Task objective.
Write the next part of the article on the men's 100 metre breaststroke at the 1999 Pan American Games, starting right after its last line.

- Venue: Pan Am Pool
- Dates: August 2 (preliminaries and finals)
- Competitors: - from - nations

Medalists
| Gold medal | Ed Moses | United States |
| Silver medal | Jarrod Marrs | United States |
| Silver medal | Morgan Knabe | Canada |

= Swimming at the 1999 Pan American Games – Men's 100 metre breaststroke =

The Men's 100 Metre Breaststroke competition of the swimming events at the 1999 Pan American Games took place on 2 August at the Pan Am Pool. The last Pan American Games champion was Seth Van Neerden of the U.S.

This race consisted of two lengths of the pool, both lengths being in breaststroke.

==Results==
All times are in minutes and seconds.

Dataset.
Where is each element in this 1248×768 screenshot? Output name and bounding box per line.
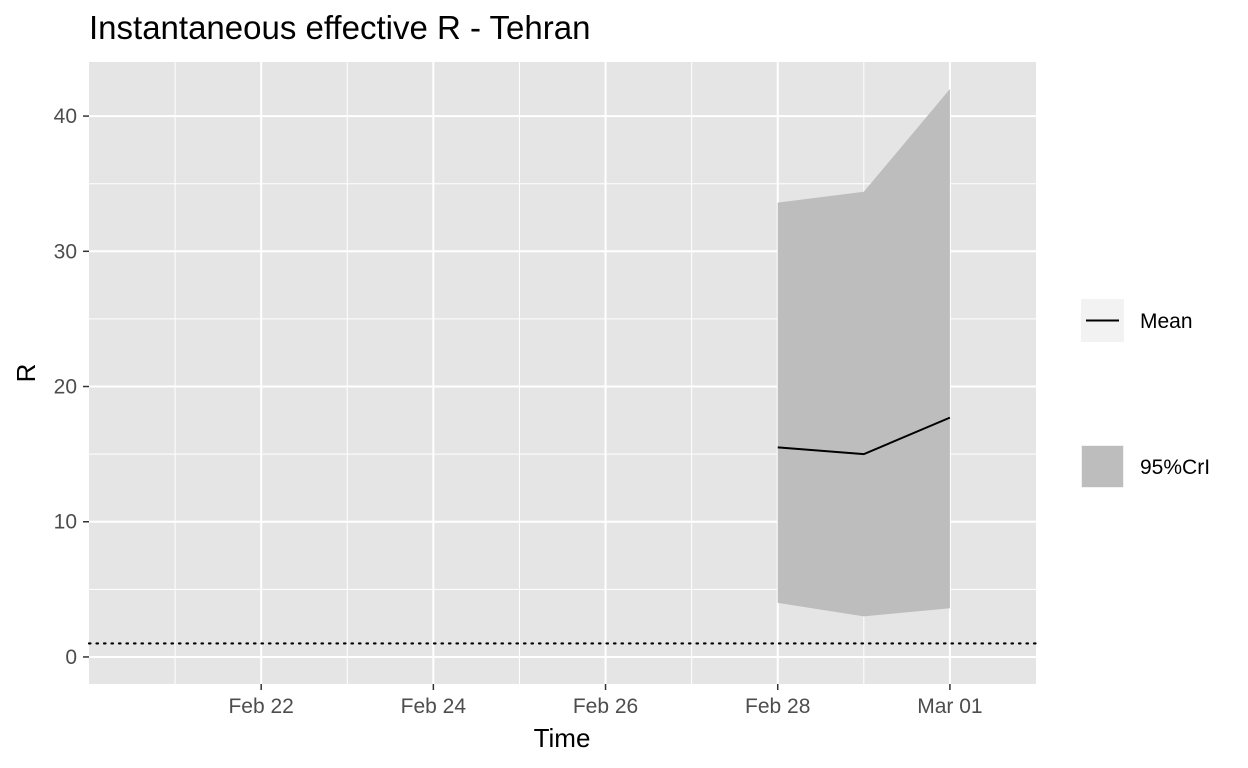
mean-line: [777, 416, 951, 456]
ribbon-layer: [777, 89, 950, 617]
y-tick-label: 30: [54, 240, 77, 263]
x-tick-label: Feb 26: [573, 695, 638, 718]
legend-label-mean: Mean: [1140, 310, 1193, 333]
legend: Mean 95%CrI: [1081, 299, 1210, 488]
x-axis-title: Time: [534, 723, 591, 753]
x-tick-label: Mar 01: [917, 695, 982, 718]
ribbon-95cri: [777, 89, 950, 617]
y-tick-label: 40: [54, 105, 77, 128]
y-tick-label: 0: [65, 646, 77, 669]
y-tick-label: 10: [54, 511, 77, 534]
x-axis: Feb 22 Feb 24 Feb 26 Feb 28 Mar 01: [228, 684, 983, 718]
x-tick-label: Feb 24: [401, 695, 467, 718]
x-tick-label: Feb 22: [228, 695, 293, 718]
line-layer: [777, 416, 951, 456]
x-tick-label: Feb 28: [745, 695, 810, 718]
chart-title: Instantaneous effective R - Tehran: [89, 9, 590, 46]
y-axis: 0 10 20 30 40: [54, 105, 89, 669]
legend-swatch-cri: [1082, 446, 1123, 487]
legend-label-cri: 95%CrI: [1140, 456, 1210, 479]
y-axis-title: R: [11, 364, 41, 383]
y-tick-label: 20: [54, 376, 77, 399]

Task result.
| KEY: | q | Fastest non-qualifiers | Q | Qualified | GR | Games record | NR | National record | PB | Personal best | SB | Seasonal best |

===Heats===
The first round was held on August 2.

| Rank | Name | Nationality | Time | Notes |
|---|---|---|---|---|
| 1 | Ed Moses | United States | 1:01.26 | Q, GR |
| 2 | Jarrod Marrs | United States | 1:02.52 | Q |
| 3 | Morgan Knabe | Canada | 1:02.61 | Q |
| 4 | Marcelo Tomazini | Brazil | 1:04.04 | Q |
| 5 | Mario González | Cuba | 1:04.16 | Q |
| 6 | Alfredo Jacobo | Mexico | 1:04.58 | Q |
| 7 | Álvaro Fortuny | Guatemala | 1:04.84 | Q |
| 8 | Gunter Rodríguez | Cuba | 1:04.99 | Q |

=== B Final ===
The B final was held on August 2.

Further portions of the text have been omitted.